EXERCISE:
Return the lines below that carry the word "TENDER".

EXTRACTED INFORMATION:
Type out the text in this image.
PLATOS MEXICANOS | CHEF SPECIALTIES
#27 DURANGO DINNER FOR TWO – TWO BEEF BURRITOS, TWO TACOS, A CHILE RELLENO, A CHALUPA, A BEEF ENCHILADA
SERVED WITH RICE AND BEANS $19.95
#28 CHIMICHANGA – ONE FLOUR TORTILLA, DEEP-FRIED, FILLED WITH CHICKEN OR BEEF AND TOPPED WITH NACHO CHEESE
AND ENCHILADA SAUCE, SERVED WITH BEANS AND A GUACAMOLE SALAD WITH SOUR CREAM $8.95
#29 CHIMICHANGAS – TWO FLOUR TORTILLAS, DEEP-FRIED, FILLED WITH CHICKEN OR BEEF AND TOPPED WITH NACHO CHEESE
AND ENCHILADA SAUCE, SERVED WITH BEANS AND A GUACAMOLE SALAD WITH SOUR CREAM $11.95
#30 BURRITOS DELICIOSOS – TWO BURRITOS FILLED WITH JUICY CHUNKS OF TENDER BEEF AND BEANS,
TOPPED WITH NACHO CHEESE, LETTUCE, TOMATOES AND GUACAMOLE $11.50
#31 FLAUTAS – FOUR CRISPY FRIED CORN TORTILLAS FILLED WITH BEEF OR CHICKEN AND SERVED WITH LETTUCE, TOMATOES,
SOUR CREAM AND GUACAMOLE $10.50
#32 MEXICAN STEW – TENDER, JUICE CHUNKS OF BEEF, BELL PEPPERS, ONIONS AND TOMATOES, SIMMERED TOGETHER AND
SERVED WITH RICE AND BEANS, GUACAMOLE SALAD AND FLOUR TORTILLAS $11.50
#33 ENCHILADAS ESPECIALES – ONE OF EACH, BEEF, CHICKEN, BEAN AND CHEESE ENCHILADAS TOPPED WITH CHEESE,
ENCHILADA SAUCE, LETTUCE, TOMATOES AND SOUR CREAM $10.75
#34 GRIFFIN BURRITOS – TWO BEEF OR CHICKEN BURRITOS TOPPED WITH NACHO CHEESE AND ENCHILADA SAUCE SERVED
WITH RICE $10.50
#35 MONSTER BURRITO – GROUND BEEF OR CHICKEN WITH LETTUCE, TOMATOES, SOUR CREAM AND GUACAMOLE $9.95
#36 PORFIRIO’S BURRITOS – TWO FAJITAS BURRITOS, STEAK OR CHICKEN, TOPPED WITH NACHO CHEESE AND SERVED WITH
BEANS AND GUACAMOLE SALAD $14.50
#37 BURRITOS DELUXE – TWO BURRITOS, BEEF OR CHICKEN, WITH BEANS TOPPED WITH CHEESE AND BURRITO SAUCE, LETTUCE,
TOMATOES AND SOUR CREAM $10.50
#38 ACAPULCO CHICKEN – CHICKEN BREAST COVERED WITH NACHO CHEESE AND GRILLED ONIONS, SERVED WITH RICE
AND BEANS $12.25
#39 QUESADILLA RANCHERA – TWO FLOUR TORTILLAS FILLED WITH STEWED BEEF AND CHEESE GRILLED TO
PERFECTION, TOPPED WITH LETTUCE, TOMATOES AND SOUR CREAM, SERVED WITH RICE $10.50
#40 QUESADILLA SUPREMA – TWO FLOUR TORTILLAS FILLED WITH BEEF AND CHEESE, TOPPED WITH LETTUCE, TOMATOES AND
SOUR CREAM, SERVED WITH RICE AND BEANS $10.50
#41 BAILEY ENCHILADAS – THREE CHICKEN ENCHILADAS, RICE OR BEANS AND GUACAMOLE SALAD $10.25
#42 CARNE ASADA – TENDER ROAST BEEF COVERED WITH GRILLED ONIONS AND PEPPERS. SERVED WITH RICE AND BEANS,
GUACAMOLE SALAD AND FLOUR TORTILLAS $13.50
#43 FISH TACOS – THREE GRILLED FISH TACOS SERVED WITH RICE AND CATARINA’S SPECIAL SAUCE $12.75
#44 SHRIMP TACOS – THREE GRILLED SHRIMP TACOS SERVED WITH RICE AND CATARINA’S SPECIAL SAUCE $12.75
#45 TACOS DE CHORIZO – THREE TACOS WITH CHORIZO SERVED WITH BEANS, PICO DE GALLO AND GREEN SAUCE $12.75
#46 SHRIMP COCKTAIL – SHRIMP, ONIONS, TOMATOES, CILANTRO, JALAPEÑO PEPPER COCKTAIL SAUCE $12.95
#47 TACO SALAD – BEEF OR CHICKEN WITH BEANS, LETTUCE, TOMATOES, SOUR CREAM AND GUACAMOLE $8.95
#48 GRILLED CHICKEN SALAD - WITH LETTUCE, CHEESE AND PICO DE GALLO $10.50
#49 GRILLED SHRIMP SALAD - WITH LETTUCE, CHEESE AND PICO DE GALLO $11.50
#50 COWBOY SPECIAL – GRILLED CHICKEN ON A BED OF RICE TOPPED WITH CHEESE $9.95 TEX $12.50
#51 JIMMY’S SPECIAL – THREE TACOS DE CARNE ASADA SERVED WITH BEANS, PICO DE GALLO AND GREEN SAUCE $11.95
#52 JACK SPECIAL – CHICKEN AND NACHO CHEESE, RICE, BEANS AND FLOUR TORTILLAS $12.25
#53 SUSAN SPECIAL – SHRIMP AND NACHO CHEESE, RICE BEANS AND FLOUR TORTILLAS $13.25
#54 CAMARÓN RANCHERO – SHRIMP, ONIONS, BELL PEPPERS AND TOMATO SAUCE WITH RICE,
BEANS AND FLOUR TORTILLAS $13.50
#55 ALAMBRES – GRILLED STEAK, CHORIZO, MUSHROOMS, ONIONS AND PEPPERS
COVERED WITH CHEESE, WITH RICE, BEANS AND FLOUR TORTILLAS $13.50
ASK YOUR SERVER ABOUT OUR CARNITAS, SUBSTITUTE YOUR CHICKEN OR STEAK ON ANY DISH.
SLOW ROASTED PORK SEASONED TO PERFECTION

REPLY:
#30 BURRITOS DELICIOSOS – TWO BURRITOS FILLED WITH JUICY CHUNKS OF TENDER BEEF AND BEANS,
#32 MEXICAN STEW – TENDER, JUICE CHUNKS OF BEEF, BELL PEPPERS, ONIONS AND TOMATOES, SIMMERED TOGETHER AND
#42 CARNE ASADA – TENDER ROAST BEEF COVERED WITH GRILLED ONIONS AND PEPPERS. SERVED WITH RICE AND BEANS,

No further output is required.